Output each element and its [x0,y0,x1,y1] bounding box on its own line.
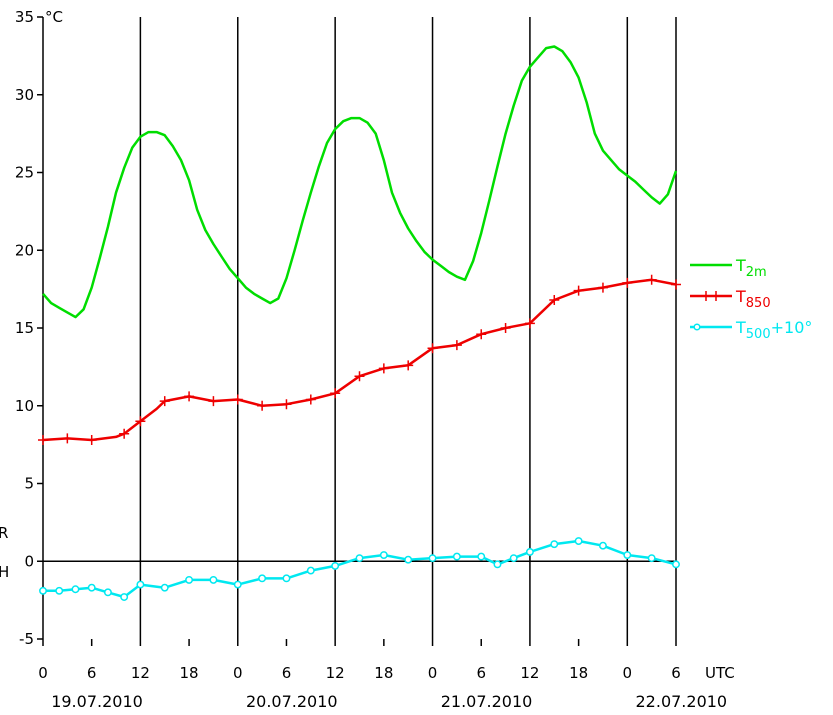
data-point-plus [38,435,48,445]
x-tick-label: 6 [87,664,97,682]
series-line-1 [43,280,676,440]
data-point-circle [121,594,127,600]
data-point-circle [235,581,241,587]
data-point-circle [186,577,192,583]
x-tick-labels: 0 6 12 18 0 6 12 18 0 6 12 18 0 6 [38,664,681,682]
data-point-plus [574,286,584,296]
margin-label: R [0,524,8,542]
data-point-plus [233,395,243,405]
data-point-plus [208,396,218,406]
y-tick-label: 5 [24,475,34,493]
x-tick-label: 6 [282,664,292,682]
data-point-plus [184,391,194,401]
data-point-plus [598,283,608,293]
legend: T2m T850 T500+10° [690,256,812,342]
unit-label: °C [45,8,63,26]
data-point-plus [306,395,316,405]
data-point-circle [308,567,314,573]
data-point-circle [673,561,679,567]
x-tick-label: 12 [326,664,345,682]
y-tick-label: 0 [24,552,34,570]
legend-label-2: T500+10° [735,318,812,342]
data-point-plus [671,279,681,289]
y-tick-label: -5 [19,630,34,648]
data-point-circle [648,555,654,561]
axes [37,17,676,646]
data-point-circle [600,543,606,549]
data-point-circle [405,556,411,562]
x-tick-label: 12 [520,664,539,682]
x-tick-label: 12 [131,664,150,682]
y-tick-labels: -5 0 5 10 15 20 25 30 35 [15,8,34,648]
data-point-plus [622,278,632,288]
x-tick-label: 18 [374,664,393,682]
data-point-circle [40,588,46,594]
x-tick-label: 6 [671,664,681,682]
date-label: 20.07.2010 [246,692,338,711]
data-point-plus [379,363,389,373]
y-tick-label: 15 [15,319,34,337]
data-point-plus [501,323,511,333]
date-labels: 19.07.2010 20.07.2010 21.07.2010 22.07.2010 [51,692,727,711]
data-point-circle [137,581,143,587]
y-tick-label: 20 [15,241,34,259]
x-tick-label: 0 [38,664,48,682]
data-point-circle [381,552,387,558]
data-point-circle [283,575,289,581]
margin-label: H [0,563,9,581]
data-point-circle [72,586,78,592]
data-point-circle [105,589,111,595]
data-point-circle [551,541,557,547]
legend-label-1: T850 [735,287,771,311]
data-point-circle [478,553,484,559]
data-point-plus [62,433,72,443]
x-tick-label: 0 [428,664,438,682]
left-margin-labels: RH [0,524,9,581]
x-tick-label: 0 [623,664,633,682]
data-point-circle [575,538,581,544]
series-lines [38,47,681,601]
data-point-plus [281,399,291,409]
data-point-circle [429,555,435,561]
data-point-plus [257,401,267,411]
data-point-circle [494,561,500,567]
data-point-circle [527,549,533,555]
legend-label-0: T2m [735,256,767,280]
data-point-circle [162,584,168,590]
data-point-circle [259,575,265,581]
y-tick-label: 30 [15,86,34,104]
x-tick-label: 18 [180,664,199,682]
data-point-plus [87,435,97,445]
date-label: 21.07.2010 [441,692,533,711]
data-point-circle [510,555,516,561]
data-point-circle [356,555,362,561]
data-point-circle [210,577,216,583]
data-point-circle [332,563,338,569]
x-tick-label: 0 [233,664,243,682]
data-point-plus [476,329,486,339]
data-point-plus [452,340,462,350]
y-tick-label: 10 [15,397,34,415]
date-label: 22.07.2010 [636,692,728,711]
y-tick-label: 35 [15,8,34,26]
x-tick-label: 18 [569,664,588,682]
data-point-plus [647,275,657,285]
x-tick-label: 6 [476,664,486,682]
x-axis-label: UTC [705,664,735,682]
data-point-circle [56,588,62,594]
data-point-circle [454,553,460,559]
legend-marker [694,324,700,330]
data-point-circle [88,584,94,590]
series-line-2 [43,541,676,597]
data-point-circle [624,552,630,558]
y-tick-label: 25 [15,164,34,182]
date-label: 19.07.2010 [51,692,143,711]
series-line-0 [43,47,676,318]
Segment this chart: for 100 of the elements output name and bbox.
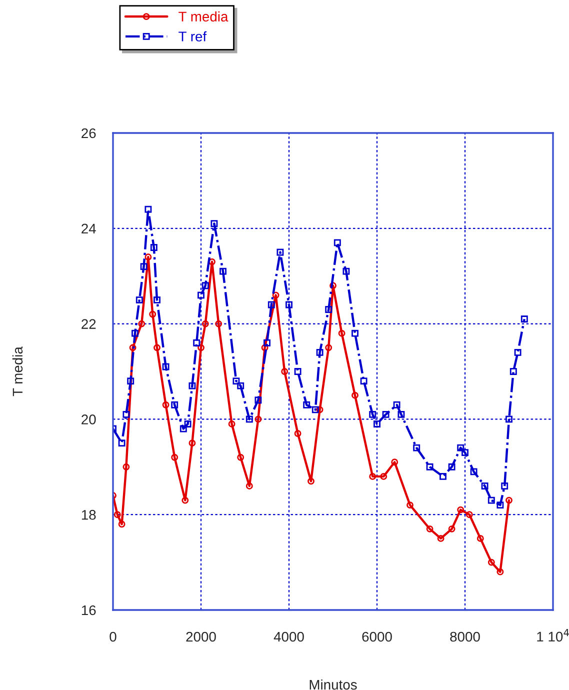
* * *
WHAT THE TASK REQUIRES:
Can you edit the stretch of lines from the one containing "data-point-plus [38,435,48,445]" through the one containing "data-point-circle [478,553,484,559]" so that "data-point-plus" becomes "plus-marker", with everything else unchanged? Return only those lines.

CORRECT OUTPUT:
plus-marker [38,435,48,445]
x-tick-label: 6 [87,664,97,682]
series-line-1 [43,280,676,440]
data-point-circle [121,594,127,600]
data-point-circle [235,581,241,587]
data-point-circle [186,577,192,583]
x-tick-labels: 0 6 12 18 0 6 12 18 0 6 12 18 0 6 [38,664,681,682]
plus-marker [574,286,584,296]
margin-label: R [0,524,8,542]
plus-marker [233,395,243,405]
plus-marker [208,396,218,406]
y-tick-label: 5 [24,475,34,493]
x-tick-label: 6 [282,664,292,682]
plus-marker [184,391,194,401]
plus-marker [598,283,608,293]
legend: T2m T850 T500+10° [690,256,812,342]
unit-label: °C [45,8,63,26]
plus-marker [306,395,316,405]
data-point-circle [308,567,314,573]
data-point-circle [673,561,679,567]
x-tick-label: 12 [326,664,345,682]
y-tick-label: 0 [24,552,34,570]
legend-label-2: T500+10° [735,318,812,342]
plus-marker [671,279,681,289]
y-tick-label: -5 [19,630,34,648]
data-point-circle [648,555,654,561]
axes [37,17,676,646]
data-point-circle [600,543,606,549]
data-point-circle [405,556,411,562]
x-tick-label: 12 [520,664,539,682]
x-tick-label: 12 [131,664,150,682]
y-tick-labels: -5 0 5 10 15 20 25 30 35 [15,8,34,648]
plus-marker [622,278,632,288]
x-tick-label: 18 [374,664,393,682]
data-point-circle [40,588,46,594]
x-tick-label: 6 [671,664,681,682]
date-label: 20.07.2010 [246,692,338,711]
plus-marker [379,363,389,373]
y-tick-label: 15 [15,319,34,337]
plus-marker [501,323,511,333]
date-labels: 19.07.2010 20.07.2010 21.07.2010 22.07.2010 [51,692,727,711]
data-point-circle [137,581,143,587]
y-tick-label: 20 [15,241,34,259]
x-tick-label: 0 [38,664,48,682]
data-point-circle [381,552,387,558]
data-point-circle [283,575,289,581]
margin-label: H [0,563,9,581]
data-point-circle [72,586,78,592]
data-point-circle [105,589,111,595]
data-point-circle [551,541,557,547]
legend-label-1: T850 [735,287,771,311]
data-point-circle [478,553,484,559]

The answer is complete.